Do any lines in the data below contain "JSON"? If so, copy every one of them.

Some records
* * * *

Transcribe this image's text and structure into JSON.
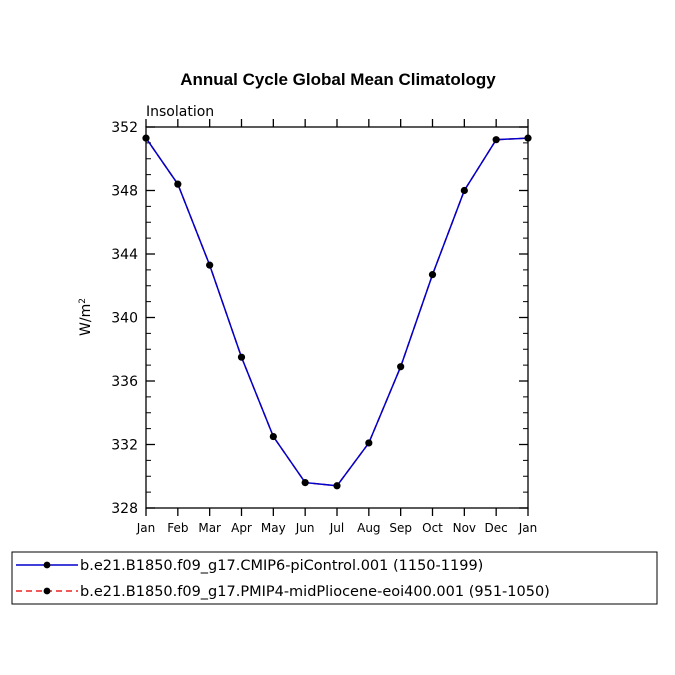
{
  "chart_data": {
    "type": "line",
    "title": "Annual Cycle Global Mean Climatology",
    "subtitle": "Insolation",
    "ylabel": "W/m",
    "ylabel_sup": "2",
    "xlabel": "",
    "ylim": [
      328,
      352
    ],
    "y_ticks": [
      328,
      332,
      336,
      340,
      344,
      348,
      352
    ],
    "y_tick_labels": [
      "328",
      "332",
      "336",
      "340",
      "344",
      "348",
      "352"
    ],
    "categories": [
      "Jan",
      "Feb",
      "Mar",
      "Apr",
      "May",
      "Jun",
      "Jul",
      "Aug",
      "Sep",
      "Oct",
      "Nov",
      "Dec",
      "Jan"
    ],
    "legend_position": "bottom",
    "series": [
      {
        "name": "b.e21.B1850.f09_g17.CMIP6-piControl.001 (1150-1199)",
        "color": "#0000cc",
        "style": "solid",
        "values": [
          351.3,
          348.4,
          343.3,
          337.5,
          332.5,
          329.6,
          329.4,
          332.1,
          336.9,
          342.7,
          348.0,
          351.2,
          351.3
        ]
      },
      {
        "name": "b.e21.B1850.f09_g17.PMIP4-midPliocene-eoi400.001 (951-1050)",
        "color": "#ee2222",
        "style": "dashed",
        "values": [
          351.3,
          348.4,
          343.3,
          337.5,
          332.5,
          329.6,
          329.4,
          332.1,
          336.9,
          342.7,
          348.0,
          351.2,
          351.3
        ]
      }
    ]
  }
}
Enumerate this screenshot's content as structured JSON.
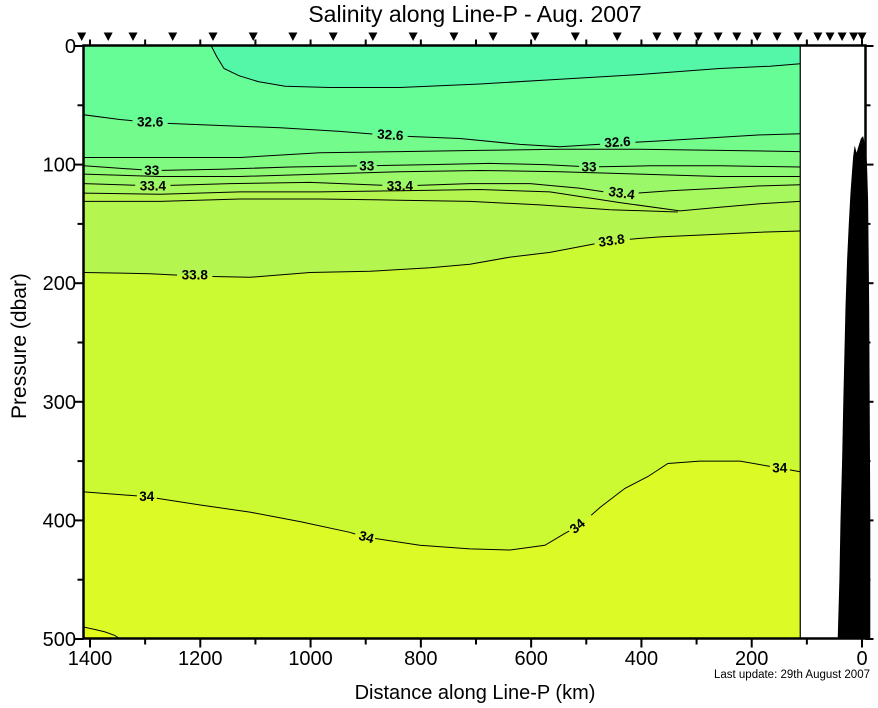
{
  "title": "Salinity along Line-P - Aug. 2007",
  "footnote": "Last update: 29th August 2007",
  "chart_data": {
    "type": "filled_contour_section",
    "title": "Salinity along Line-P - Aug. 2007",
    "x": {
      "label": "Distance along Line-P (km)",
      "unit": "km",
      "min": 0,
      "max": 1400,
      "reversed": true,
      "major": [
        {
          "km": 1400,
          "label": "1400"
        },
        {
          "km": 1200,
          "label": "1200"
        },
        {
          "km": 1000,
          "label": "1000"
        },
        {
          "km": 800,
          "label": "800"
        },
        {
          "km": 600,
          "label": "600"
        },
        {
          "km": 400,
          "label": "400"
        },
        {
          "km": 200,
          "label": "200"
        },
        {
          "km": 0,
          "label": "0"
        }
      ],
      "minor": [
        1300,
        1100,
        900,
        700,
        500,
        300,
        100
      ]
    },
    "y": {
      "label": "Pressure (dbar)",
      "unit": "dbar",
      "min": 0,
      "max": 500,
      "inverted": true,
      "major": [
        {
          "p": 0,
          "label": "0"
        },
        {
          "p": 100,
          "label": "100"
        },
        {
          "p": 200,
          "label": "200"
        },
        {
          "p": 300,
          "label": "300"
        },
        {
          "p": 400,
          "label": "400"
        },
        {
          "p": 500,
          "label": "500"
        }
      ],
      "minor": [
        50,
        150,
        250,
        350,
        450
      ]
    },
    "labeled_levels": [
      32.6,
      33,
      33.4,
      33.8,
      34
    ],
    "contour_interval": 0.2,
    "base_fill": "#66FC96",
    "contours": [
      {
        "level": 32.4,
        "label": null,
        "fill_above": "#54F7A8",
        "fill_below": null,
        "points": [
          [
            1180,
            0
          ],
          [
            1170,
            9
          ],
          [
            1157,
            19
          ],
          [
            1130,
            25
          ],
          [
            1095,
            30
          ],
          [
            1046,
            34
          ],
          [
            965,
            35
          ],
          [
            838,
            35
          ],
          [
            693,
            32
          ],
          [
            548,
            28
          ],
          [
            403,
            24
          ],
          [
            258,
            19
          ],
          [
            167,
            17
          ],
          [
            112,
            15
          ]
        ],
        "labels": []
      },
      {
        "level": 32.6,
        "label": "32.6",
        "fill_below": "#73FB8B",
        "points": [
          [
            1411,
            58
          ],
          [
            1346,
            62
          ],
          [
            1273,
            65
          ],
          [
            1164,
            67
          ],
          [
            1055,
            69
          ],
          [
            947,
            72
          ],
          [
            838,
            76
          ],
          [
            729,
            78
          ],
          [
            620,
            83
          ],
          [
            548,
            85
          ],
          [
            443,
            82
          ],
          [
            366,
            80
          ],
          [
            294,
            78
          ],
          [
            185,
            75
          ],
          [
            112,
            74
          ]
        ],
        "labels": [
          {
            "km": 1291,
            "p": 64,
            "angle": 0,
            "gap": 32
          },
          {
            "km": 856,
            "p": 75,
            "angle": 4,
            "gap": 32
          },
          {
            "km": 443,
            "p": 81,
            "angle": -4,
            "gap": 32
          }
        ]
      },
      {
        "level": 32.8,
        "label": null,
        "fill_below": "#80FA80",
        "points": [
          [
            1411,
            94
          ],
          [
            1273,
            94
          ],
          [
            1128,
            94
          ],
          [
            983,
            90
          ],
          [
            838,
            89
          ],
          [
            693,
            88
          ],
          [
            548,
            87
          ],
          [
            403,
            87
          ],
          [
            258,
            88
          ],
          [
            112,
            89
          ]
        ],
        "labels": []
      },
      {
        "level": 33,
        "label": "33",
        "fill_below": "#8DF974",
        "points": [
          [
            1411,
            101
          ],
          [
            1288,
            105
          ],
          [
            1164,
            104
          ],
          [
            1037,
            102
          ],
          [
            898,
            101
          ],
          [
            783,
            100
          ],
          [
            675,
            99
          ],
          [
            575,
            100
          ],
          [
            495,
            102
          ],
          [
            384,
            101
          ],
          [
            258,
            101
          ],
          [
            112,
            102
          ]
        ],
        "labels": [
          {
            "km": 1288,
            "p": 105,
            "angle": 0,
            "gap": 18
          },
          {
            "km": 898,
            "p": 101,
            "angle": 0,
            "gap": 18
          },
          {
            "km": 495,
            "p": 102,
            "angle": 0,
            "gap": 18
          }
        ]
      },
      {
        "level": 33.2,
        "label": null,
        "fill_below": "#9AF869",
        "points": [
          [
            1411,
            108
          ],
          [
            1273,
            110
          ],
          [
            1128,
            110
          ],
          [
            983,
            108
          ],
          [
            838,
            106
          ],
          [
            693,
            105
          ],
          [
            548,
            106
          ],
          [
            403,
            108
          ],
          [
            258,
            110
          ],
          [
            112,
            110
          ]
        ],
        "labels": []
      },
      {
        "level": 33.4,
        "label": "33.4",
        "fill_below": "#A7F75E",
        "points": [
          [
            1411,
            116
          ],
          [
            1286,
            118
          ],
          [
            1146,
            116
          ],
          [
            1001,
            115
          ],
          [
            838,
            118
          ],
          [
            711,
            116
          ],
          [
            602,
            116
          ],
          [
            511,
            120
          ],
          [
            437,
            125
          ],
          [
            348,
            122
          ],
          [
            258,
            120
          ],
          [
            185,
            118
          ],
          [
            112,
            117
          ]
        ],
        "labels": [
          {
            "km": 1286,
            "p": 118,
            "angle": 0,
            "gap": 32
          },
          {
            "km": 838,
            "p": 118,
            "angle": 0,
            "gap": 32
          },
          {
            "km": 437,
            "p": 124,
            "angle": 8,
            "gap": 32
          }
        ]
      },
      {
        "level": 33.6,
        "label": null,
        "fill_below": "#B4F64F",
        "points": [
          [
            1411,
            124
          ],
          [
            1273,
            125
          ],
          [
            1128,
            123
          ],
          [
            983,
            123
          ],
          [
            838,
            122
          ],
          [
            693,
            121
          ],
          [
            566,
            123
          ],
          [
            439,
            132
          ],
          [
            330,
            139
          ],
          [
            258,
            136
          ],
          [
            185,
            133
          ],
          [
            112,
            131
          ]
        ],
        "labels": []
      },
      {
        "level": 33.7,
        "label": null,
        "fill_below": null,
        "points": [
          [
            1411,
            131
          ],
          [
            1273,
            131
          ],
          [
            1128,
            129
          ],
          [
            983,
            129
          ],
          [
            838,
            130
          ],
          [
            711,
            131
          ],
          [
            584,
            134
          ],
          [
            457,
            138
          ],
          [
            334,
            140
          ]
        ],
        "labels": []
      },
      {
        "level": 33.8,
        "label": "33.8",
        "fill_below": "#CBFA33",
        "points": [
          [
            1411,
            191
          ],
          [
            1291,
            192
          ],
          [
            1210,
            194
          ],
          [
            1110,
            195
          ],
          [
            1001,
            191
          ],
          [
            892,
            190
          ],
          [
            783,
            187
          ],
          [
            711,
            184
          ],
          [
            638,
            178
          ],
          [
            566,
            174
          ],
          [
            453,
            164
          ],
          [
            366,
            161
          ],
          [
            276,
            159
          ],
          [
            185,
            157
          ],
          [
            112,
            156
          ]
        ],
        "labels": [
          {
            "km": 1210,
            "p": 193,
            "angle": 0,
            "gap": 32
          },
          {
            "km": 453,
            "p": 164,
            "angle": -8,
            "gap": 32
          }
        ]
      },
      {
        "level": 34,
        "label": "34",
        "fill_below": "#DCFB26",
        "points": [
          [
            1411,
            376
          ],
          [
            1297,
            380
          ],
          [
            1200,
            387
          ],
          [
            1110,
            393
          ],
          [
            1019,
            401
          ],
          [
            929,
            410
          ],
          [
            901,
            414
          ],
          [
            802,
            421
          ],
          [
            711,
            424
          ],
          [
            638,
            425
          ],
          [
            575,
            421
          ],
          [
            539,
            411
          ],
          [
            511,
            404
          ],
          [
            475,
            389
          ],
          [
            430,
            373
          ],
          [
            388,
            363
          ],
          [
            352,
            352
          ],
          [
            294,
            350
          ],
          [
            221,
            350
          ],
          [
            149,
            356
          ],
          [
            112,
            359
          ]
        ],
        "labels": [
          {
            "km": 1297,
            "p": 380,
            "angle": 0,
            "gap": 18
          },
          {
            "km": 901,
            "p": 414,
            "angle": 15,
            "gap": 18
          },
          {
            "km": 511,
            "p": 404,
            "angle": -40,
            "gap": 20
          },
          {
            "km": 149,
            "p": 356,
            "angle": 0,
            "gap": 18
          }
        ]
      },
      {
        "level": 34.2,
        "label": null,
        "fill_below": "#E4FC19",
        "points": [
          [
            1411,
            490
          ],
          [
            1391,
            492
          ],
          [
            1373,
            494
          ],
          [
            1355,
            497
          ],
          [
            1346,
            500
          ]
        ],
        "labels": []
      }
    ],
    "stations_km": [
      1415,
      1367,
      1322,
      1250,
      1177,
      1104,
      1032,
      959,
      887,
      814,
      740,
      669,
      593,
      520,
      444,
      372,
      335,
      297,
      261,
      227,
      190,
      154,
      116,
      80,
      58,
      36,
      15,
      0
    ],
    "data_right_edge_km": 112,
    "bathymetry": {
      "fill": "#000000",
      "points": [
        [
          -2,
          76
        ],
        [
          -7,
          86
        ],
        [
          -9,
          100
        ],
        [
          -11,
          130
        ],
        [
          -12,
          170
        ],
        [
          -13,
          220
        ],
        [
          -14,
          300
        ],
        [
          -15,
          400
        ],
        [
          -15,
          500
        ],
        [
          44,
          500
        ],
        [
          41,
          450
        ],
        [
          39,
          400
        ],
        [
          36,
          350
        ],
        [
          34,
          300
        ],
        [
          32,
          260
        ],
        [
          30,
          220
        ],
        [
          27,
          180
        ],
        [
          24,
          150
        ],
        [
          21,
          125
        ],
        [
          18,
          105
        ],
        [
          16,
          93
        ],
        [
          14,
          86
        ],
        [
          13,
          84
        ],
        [
          10,
          90
        ],
        [
          6,
          84
        ],
        [
          2,
          78
        ]
      ]
    }
  }
}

* * * *

FINAL RESULT
Transcribe this image's text and structure into JSON.
Enumerate this screenshot's content as structured JSON.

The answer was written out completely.